(STATED PROBLEM): Do not include the pictures; repeat the rest of the data exactly.

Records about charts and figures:
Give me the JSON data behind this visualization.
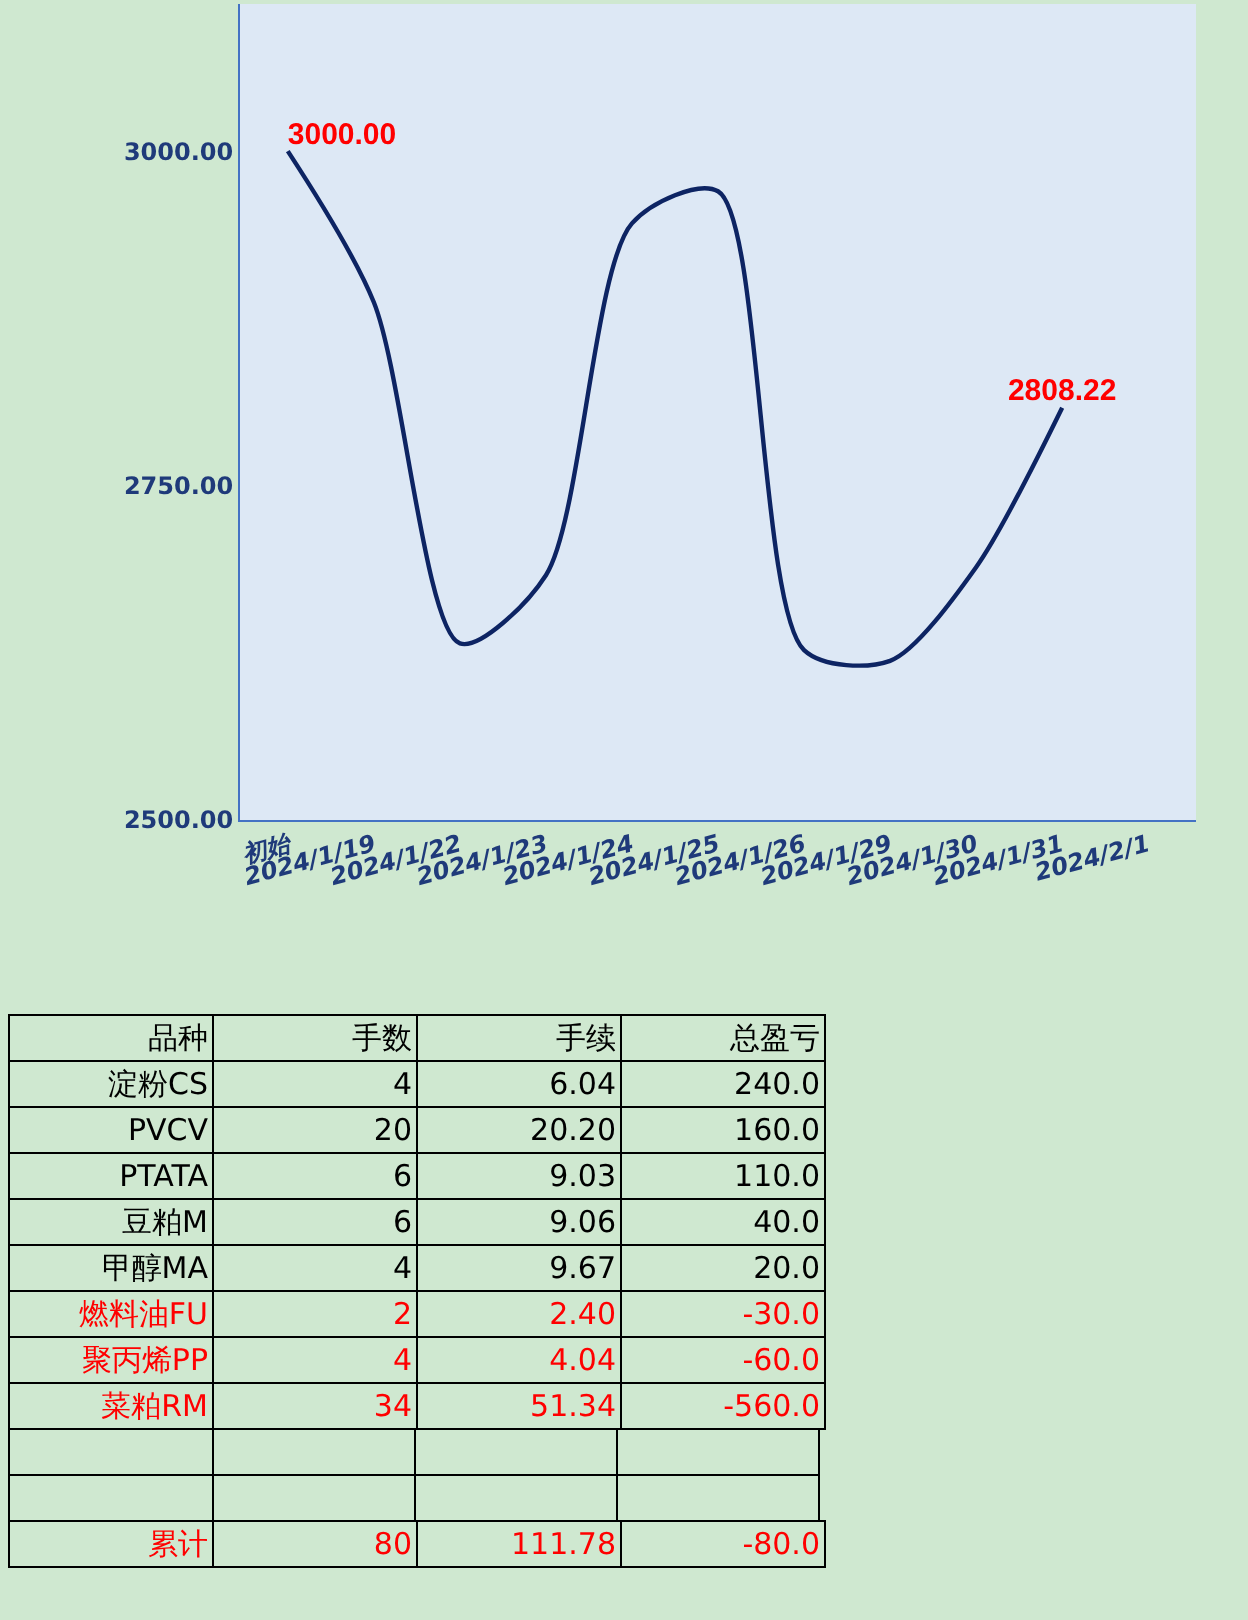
{
  "chart_data": [
    {
      "type": "line",
      "categories": [
        "初始",
        "2024/1/19",
        "2024/1/22",
        "2024/1/23",
        "2024/1/24",
        "2024/1/25",
        "2024/1/26",
        "2024/1/29",
        "2024/1/30",
        "2024/1/31",
        "2024/2/1"
      ],
      "series": [
        {
          "color": "#0d2463",
          "values": [
            3000,
            2887,
            2632,
            2683,
            2946,
            2970,
            2627,
            2619,
            2689,
            2808.22,
            null
          ],
          "value_labels": [
            "3000.00",
            null,
            null,
            null,
            null,
            null,
            null,
            null,
            null,
            "2808.22",
            null
          ]
        }
      ],
      "ylim": [
        2500,
        3110
      ],
      "yticks": [
        {
          "value": 2500,
          "label": "2500.00"
        },
        {
          "value": 2750,
          "label": "2750.00"
        },
        {
          "value": 3000,
          "label": "3000.00"
        }
      ],
      "grid": false,
      "legend": false,
      "marker": "none",
      "line_style": "solid"
    },
    {
      "type": "heatmap",
      "ylabel": "品种",
      "categories": [
        "手数",
        "手续",
        "总盈亏"
      ],
      "y_categories": [
        "淀粉CS",
        "PVCV",
        "PTATA",
        "豆粕M",
        "甲醇MA",
        "燃料油FU",
        "聚丙烯PP",
        "菜粕RM"
      ],
      "cells": [
        [
          4,
          6.04,
          240
        ],
        [
          20,
          20.2,
          160
        ],
        [
          6,
          9.03,
          110
        ],
        [
          6,
          9.06,
          40
        ],
        [
          4,
          9.67,
          20
        ],
        [
          2,
          2.4,
          -30
        ],
        [
          4,
          4.04,
          -60
        ],
        [
          34,
          51.34,
          -560
        ]
      ],
      "cell_labels": [
        [
          "4",
          "6.04",
          "240.0"
        ],
        [
          "20",
          "20.20",
          "160.0"
        ],
        [
          "6",
          "9.03",
          "110.0"
        ],
        [
          "6",
          "9.06",
          "40.0"
        ],
        [
          "4",
          "9.67",
          "20.0"
        ],
        [
          "2",
          "2.40",
          "-30.0"
        ],
        [
          "4",
          "4.04",
          "-60.0"
        ],
        [
          "34",
          "51.34",
          "-560.0"
        ]
      ]
    },
    {
      "type": "heatmap",
      "categories": [
        null,
        null,
        null
      ],
      "y_categories": [
        "累计"
      ],
      "cells": [
        [
          80,
          111.78,
          -80
        ]
      ],
      "cell_labels": [
        [
          "80",
          "111.78",
          "-80.0"
        ]
      ]
    }
  ]
}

(REPLY):
Give me the JSON data behind this visualization.
{
  "chart_data": [
    {
      "type": "line",
      "categories": [
        "初始",
        "2024/1/19",
        "2024/1/22",
        "2024/1/23",
        "2024/1/24",
        "2024/1/25",
        "2024/1/26",
        "2024/1/29",
        "2024/1/30",
        "2024/1/31",
        "2024/2/1"
      ],
      "series": [
        {
          "color": "#0d2463",
          "values": [
            3000,
            2887,
            2632,
            2683,
            2946,
            2970,
            2627,
            2619,
            2689,
            2808.22,
            null
          ],
          "value_labels": [
            "3000.00",
            null,
            null,
            null,
            null,
            null,
            null,
            null,
            null,
            "2808.22",
            null
          ]
        }
      ],
      "ylim": [
        2500,
        3110
      ],
      "yticks": [
        {
          "value": 2500,
          "label": "2500.00"
        },
        {
          "value": 2750,
          "label": "2750.00"
        },
        {
          "value": 3000,
          "label": "3000.00"
        }
      ],
      "grid": false,
      "legend": false,
      "marker": "none",
      "line_style": "solid"
    },
    {
      "type": "heatmap",
      "ylabel": "品种",
      "categories": [
        "手数",
        "手续",
        "总盈亏"
      ],
      "y_categories": [
        "淀粉CS",
        "PVCV",
        "PTATA",
        "豆粕M",
        "甲醇MA",
        "燃料油FU",
        "聚丙烯PP",
        "菜粕RM"
      ],
      "cells": [
        [
          4,
          6.04,
          240
        ],
        [
          20,
          20.2,
          160
        ],
        [
          6,
          9.03,
          110
        ],
        [
          6,
          9.06,
          40
        ],
        [
          4,
          9.67,
          20
        ],
        [
          2,
          2.4,
          -30
        ],
        [
          4,
          4.04,
          -60
        ],
        [
          34,
          51.34,
          -560
        ]
      ],
      "cell_labels": [
        [
          "4",
          "6.04",
          "240.0"
        ],
        [
          "20",
          "20.20",
          "160.0"
        ],
        [
          "6",
          "9.03",
          "110.0"
        ],
        [
          "6",
          "9.06",
          "40.0"
        ],
        [
          "4",
          "9.67",
          "20.0"
        ],
        [
          "2",
          "2.40",
          "-30.0"
        ],
        [
          "4",
          "4.04",
          "-60.0"
        ],
        [
          "34",
          "51.34",
          "-560.0"
        ]
      ]
    },
    {
      "type": "heatmap",
      "categories": [
        null,
        null,
        null
      ],
      "y_categories": [
        "累计"
      ],
      "cells": [
        [
          80,
          111.78,
          -80
        ]
      ],
      "cell_labels": [
        [
          "80",
          "111.78",
          "-80.0"
        ]
      ]
    }
  ]
}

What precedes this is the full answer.